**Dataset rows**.

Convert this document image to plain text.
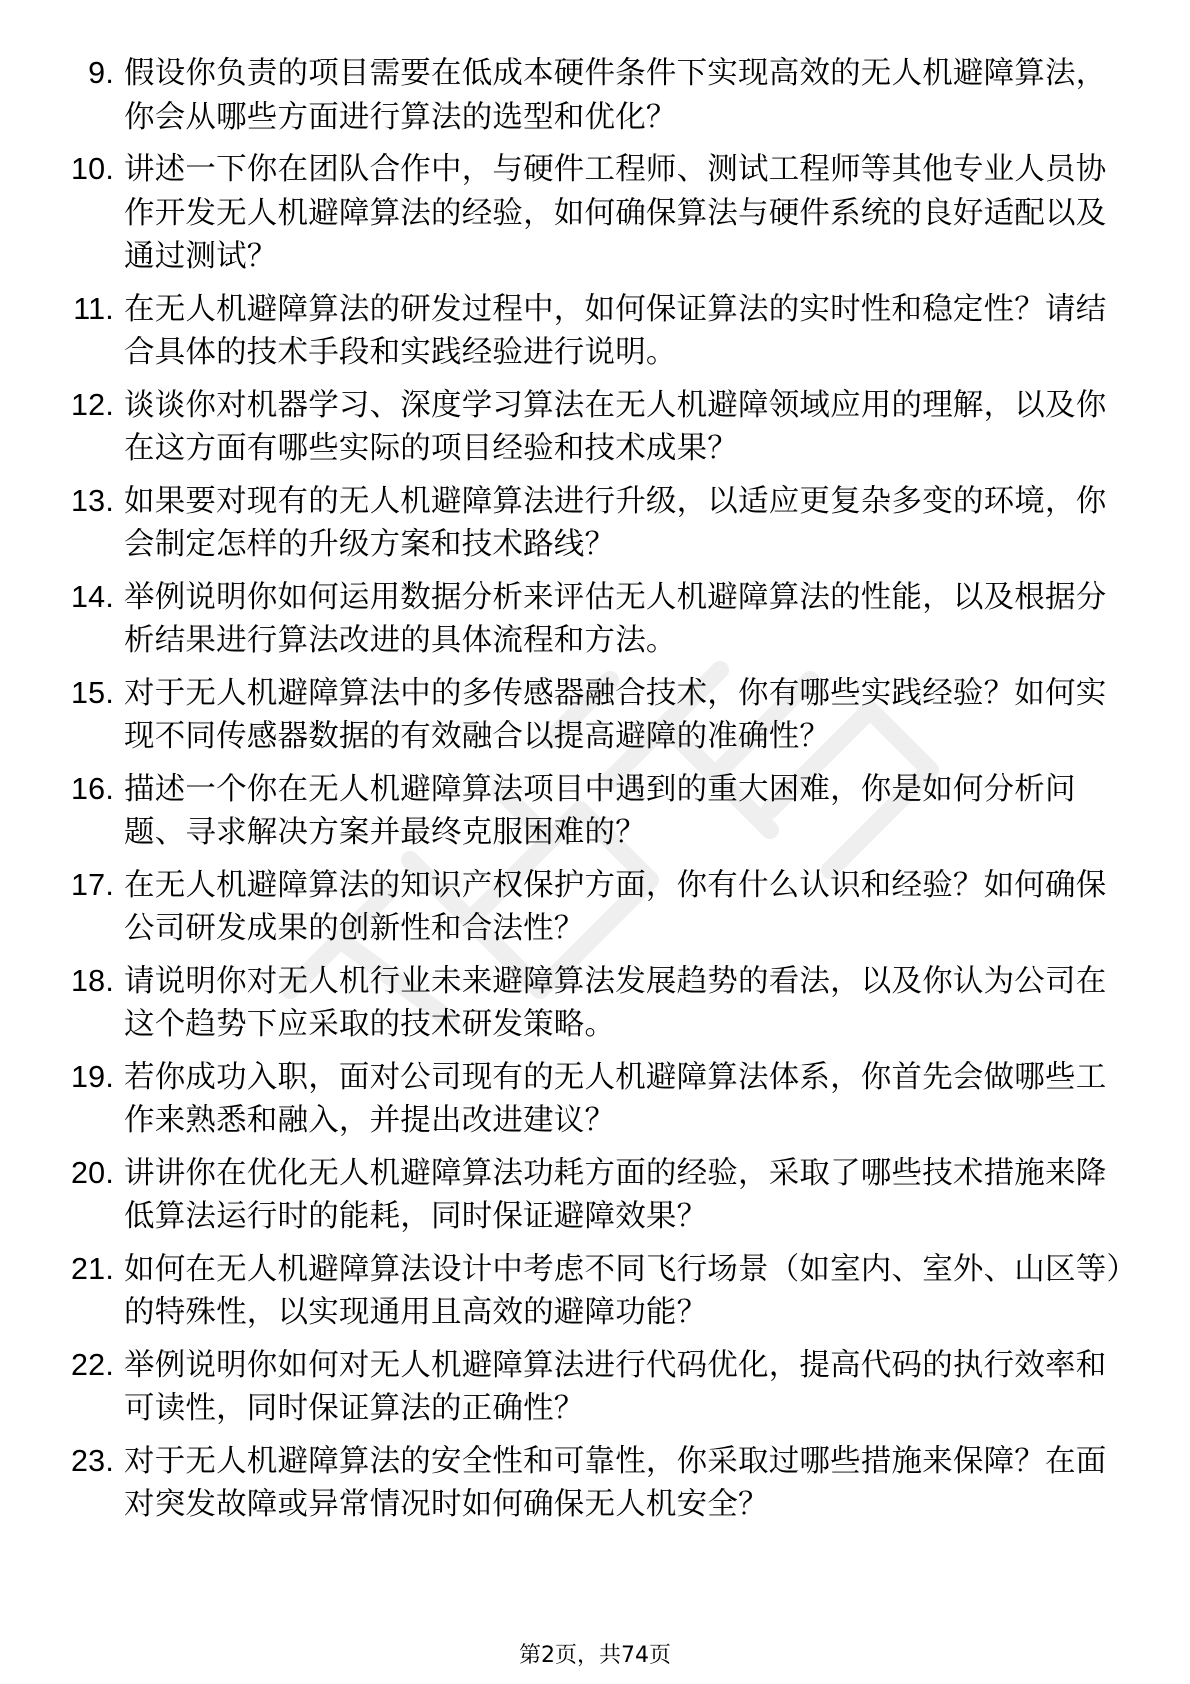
9. 假设你负责的项目需要在低成本硬件条件下实现高效的无人机避障算法，你会从哪些方面进行算法的选型和优化？
10. 讲述一下你在团队合作中，与硬件工程师、测试工程师等其他专业人员协作开发无人机避障算法的经验，如何确保算法与硬件系统的良好适配以及通过测试？
11. 在无人机避障算法的研发过程中，如何保证算法的实时性和稳定性？请结合具体的技术手段和实践经验进行说明。
12. 谈谈你对机器学习、深度学习算法在无人机避障领域应用的理解，以及你在这方面有哪些实际的项目经验和技术成果？
13. 如果要对现有的无人机避障算法进行升级，以适应更复杂多变的环境，你会制定怎样的升级方案和技术路线？
14. 举例说明你如何运用数据分析来评估无人机避障算法的性能，以及根据分析结果进行算法改进的具体流程和方法。
15. 对于无人机避障算法中的多传感器融合技术，你有哪些实践经验？如何实现不同传感器数据的有效融合以提高避障的准确性？
16. 描述一个你在无人机避障算法项目中遇到的重大困难，你是如何分析问题、寻求解决方案并最终克服困难的？
17. 在无人机避障算法的知识产权保护方面，你有什么认识和经验？如何确保公司研发成果的创新性和合法性？
18. 请说明你对无人机行业未来避障算法发展趋势的看法，以及你认为公司在这个趋势下应采取的技术研发策略。
19. 若你成功入职，面对公司现有的无人机避障算法体系，你首先会做哪些工作来熟悉和融入，并提出改进建议？
20. 讲讲你在优化无人机避障算法功耗方面的经验，采取了哪些技术措施来降低算法运行时的能耗，同时保证避障效果？
21. 如何在无人机避障算法设计中考虑不同飞行场景（如室内、室外、山区等）的特殊性，以实现通用且高效的避障功能？
22. 举例说明你如何对无人机避障算法进行代码优化，提高代码的执行效率和可读性，同时保证算法的正确性？
23. 对于无人机避障算法的安全性和可靠性，你采取过哪些措施来保障？在面对突发故障或异常情况时如何确保无人机安全？
第2页，共74页
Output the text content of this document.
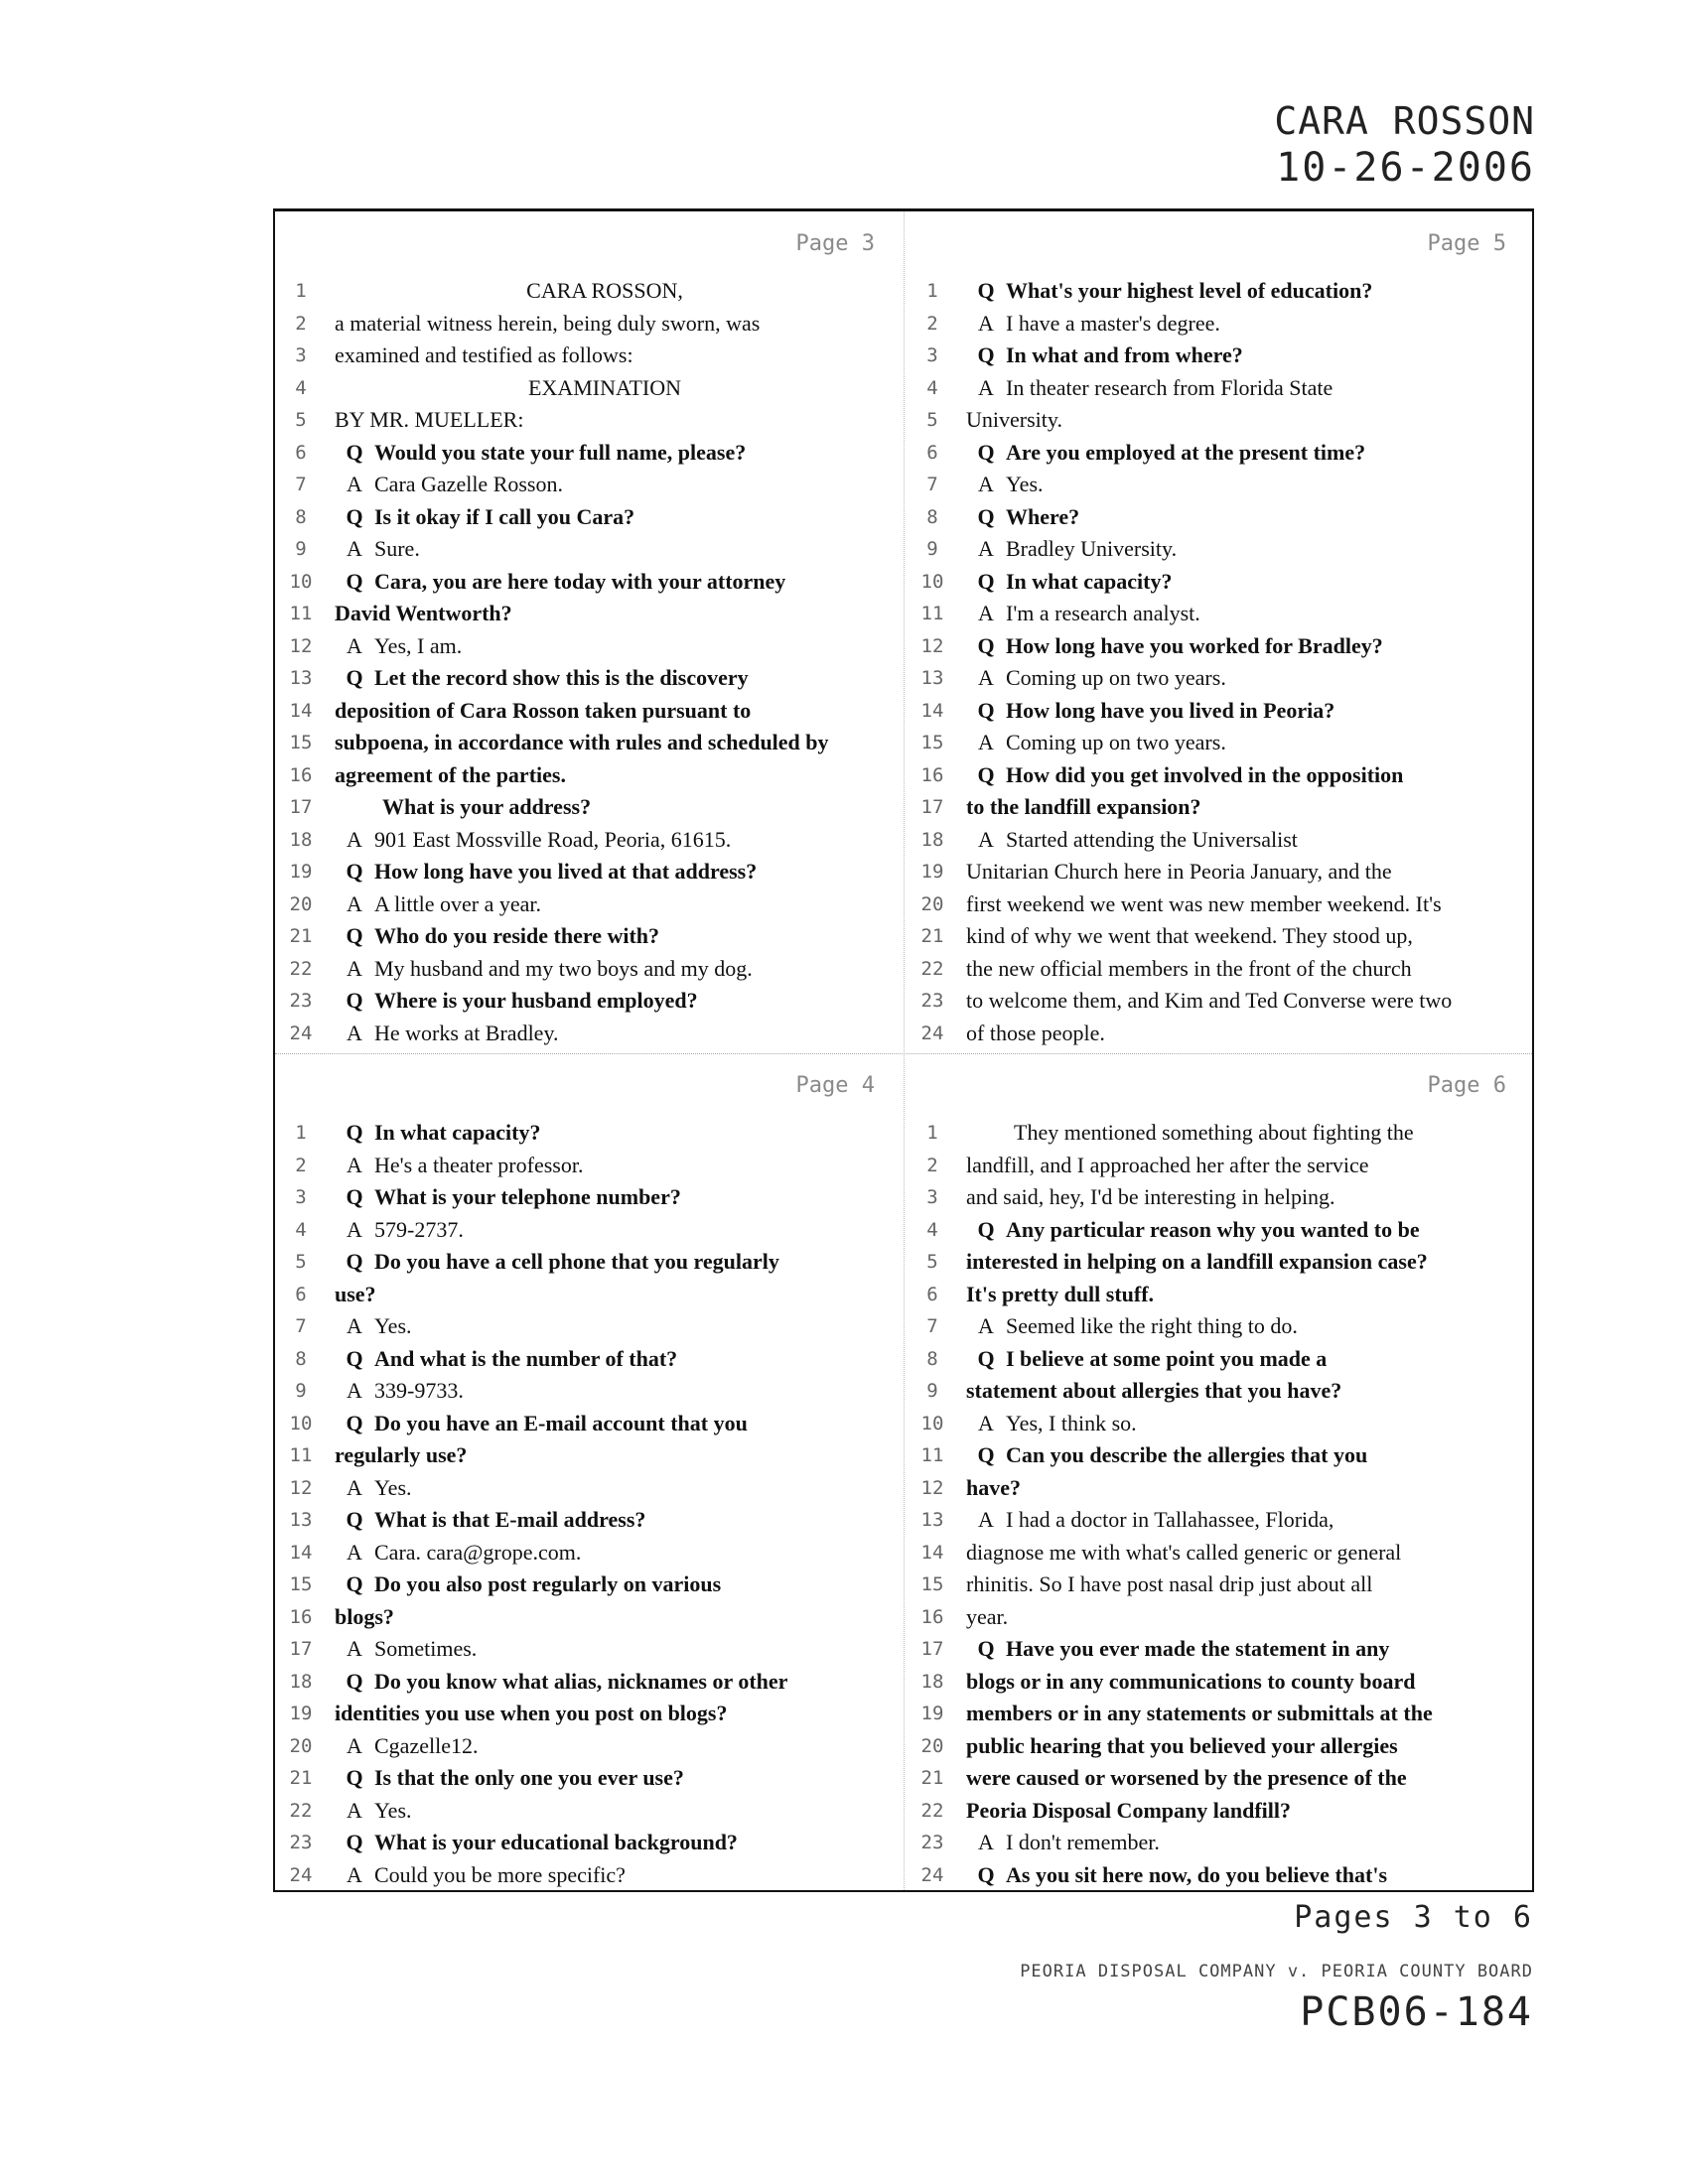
CARA ROSSON
10-26-2006
Page 3
1	CARA ROSSON,
2	a material witness herein, being duly sworn, was
3	examined and testified as follows:
4	EXAMINATION
5	BY MR. MUELLER:
6	Q Would you state your full name, please?
7	A Cara Gazelle Rosson.
8	Q Is it okay if I call you Cara?
9	A Sure.
10	Q Cara, you are here today with your attorney
11	David Wentworth?
12	A Yes, I am.
13	Q Let the record show this is the discovery
14	deposition of Cara Rosson taken pursuant to
15	subpoena, in accordance with rules and scheduled by
16	agreement of the parties.
17	What is your address?
18	A 901 East Mossville Road, Peoria, 61615.
19	Q How long have you lived at that address?
20	A A little over a year.
21	Q Who do you reside there with?
22	A My husband and my two boys and my dog.
23	Q Where is your husband employed?
24	A He works at Bradley.
Page 5
1	Q What's your highest level of education?
2	A I have a master's degree.
3	Q In what and from where?
4	A In theater research from Florida State
5	University.
6	Q Are you employed at the present time?
7	A Yes.
8	Q Where?
9	A Bradley University.
10	Q In what capacity?
11	A I'm a research analyst.
12	Q How long have you worked for Bradley?
13	A Coming up on two years.
14	Q How long have you lived in Peoria?
15	A Coming up on two years.
16	Q How did you get involved in the opposition
17	to the landfill expansion?
18	A Started attending the Universalist
19	Unitarian Church here in Peoria January, and the
20	first weekend we went was new member weekend. It's
21	kind of why we went that weekend. They stood up,
22	the new official members in the front of the church
23	to welcome them, and Kim and Ted Converse were two
24	of those people.
Page 4
1	Q In what capacity?
2	A He's a theater professor.
3	Q What is your telephone number?
4	A 579-2737.
5	Q Do you have a cell phone that you regularly
6	use?
7	A Yes.
8	Q And what is the number of that?
9	A 339-9733.
10	Q Do you have an E-mail account that you
11	regularly use?
12	A Yes.
13	Q What is that E-mail address?
14	A Cara. cara@grope.com.
15	Q Do you also post regularly on various
16	blogs?
17	A Sometimes.
18	Q Do you know what alias, nicknames or other
19	identities you use when you post on blogs?
20	A Cgazelle12.
21	Q Is that the only one you ever use?
22	A Yes.
23	Q What is your educational background?
24	A Could you be more specific?
Page 6
1	They mentioned something about fighting the
2	landfill, and I approached her after the service
3	and said, hey, I'd be interesting in helping.
4	Q Any particular reason why you wanted to be
5	interested in helping on a landfill expansion case?
6	It's pretty dull stuff.
7	A Seemed like the right thing to do.
8	Q I believe at some point you made a
9	statement about allergies that you have?
10	A Yes, I think so.
11	Q Can you describe the allergies that you
12	have?
13	A I had a doctor in Tallahassee, Florida,
14	diagnose me with what's called generic or general
15	rhinitis. So I have post nasal drip just about all
16	year.
17	Q Have you ever made the statement in any
18	blogs or in any communications to county board
19	members or in any statements or submittals at the
20	public hearing that you believed your allergies
21	were caused or worsened by the presence of the
22	Peoria Disposal Company landfill?
23	A I don't remember.
24	Q As you sit here now, do you believe that's
Pages 3 to 6
PEORIA DISPOSAL COMPANY v. PEORIA COUNTY BOARD
PCB06-184
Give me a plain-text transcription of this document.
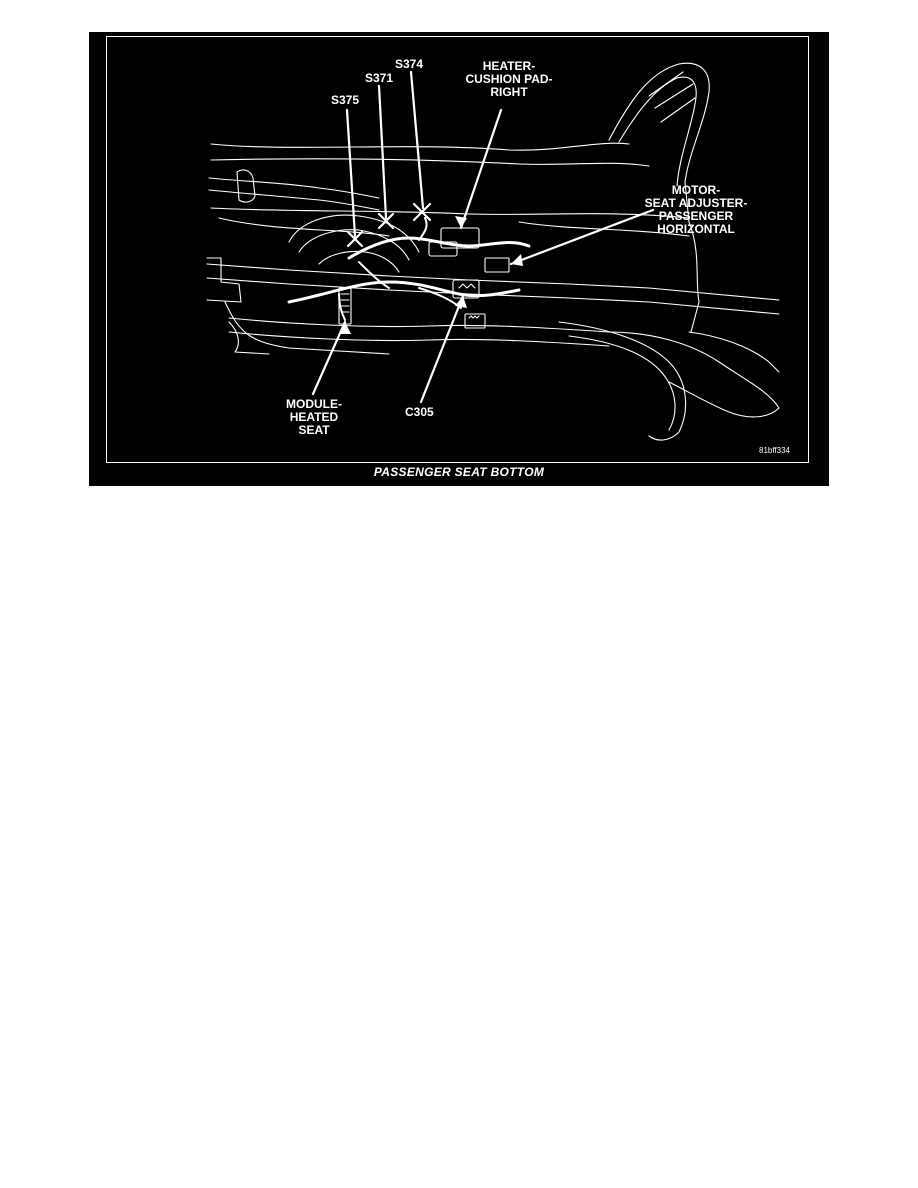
S374
S371
S375
HEATER-
CUSHION PAD-
RIGHT
MOTOR-
SEAT ADJUSTER-
PASSENGER
HORIZONTAL
MODULE-
HEATED
SEAT
C305
81bff334
PASSENGER SEAT BOTTOM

**EXERCISE TASK**.
Work out how many lines in the entries hold the string "They". Your answer should consist solely of that number.

**RIGHT ANSWER**.
2